Problem requirements ▸ Copy the material that follows word for word and omit its pictures.

Input data ▸
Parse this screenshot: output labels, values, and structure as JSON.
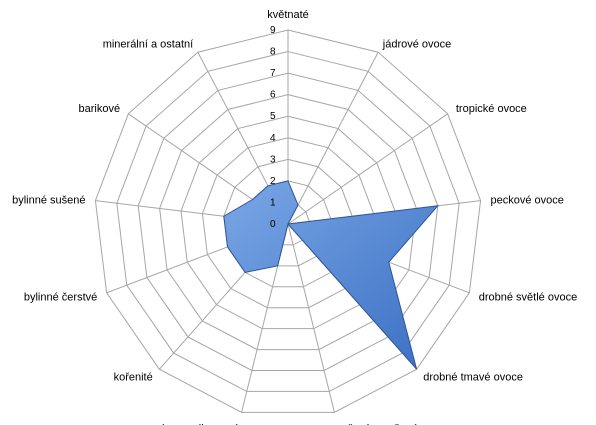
{
  "chart_data": {
    "type": "radar",
    "title": "",
    "categories": [
      "květnaté",
      "jádrové ovoce",
      "tropické ovoce",
      "peckové ovoce",
      "drobné světlé ovoce",
      "drobné tmavé ovoce",
      "vařené a sušené ovoce",
      "karamelizované",
      "kořenité",
      "bylinné čerstvé",
      "bylinné sušené",
      "barikové",
      "minerální a ostatní"
    ],
    "series": [
      {
        "values": [
          2,
          1,
          0,
          7,
          5,
          9,
          0,
          2,
          3,
          3,
          3,
          2,
          2
        ]
      }
    ],
    "rlim": [
      0,
      9
    ],
    "ticks": [
      0,
      1,
      2,
      3,
      4,
      5,
      6,
      7,
      8,
      9
    ],
    "grid": true,
    "legend": "none",
    "colors": {
      "fill": "#4f81bd",
      "fill_light": "#6fa0e0",
      "stroke": "#2f5597",
      "grid": "#a6a6a6"
    }
  }
}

Full output ▸
Parse this screenshot: output labels, values, and structure as JSON.
{
  "chart_data": {
    "type": "radar",
    "title": "",
    "categories": [
      "květnaté",
      "jádrové ovoce",
      "tropické ovoce",
      "peckové ovoce",
      "drobné světlé ovoce",
      "drobné tmavé ovoce",
      "vařené a sušené ovoce",
      "karamelizované",
      "kořenité",
      "bylinné čerstvé",
      "bylinné sušené",
      "barikové",
      "minerální a ostatní"
    ],
    "series": [
      {
        "values": [
          2,
          1,
          0,
          7,
          5,
          9,
          0,
          2,
          3,
          3,
          3,
          2,
          2
        ]
      }
    ],
    "rlim": [
      0,
      9
    ],
    "ticks": [
      0,
      1,
      2,
      3,
      4,
      5,
      6,
      7,
      8,
      9
    ],
    "grid": true,
    "legend": "none",
    "colors": {
      "fill": "#4f81bd",
      "fill_light": "#6fa0e0",
      "stroke": "#2f5597",
      "grid": "#a6a6a6"
    }
  }
}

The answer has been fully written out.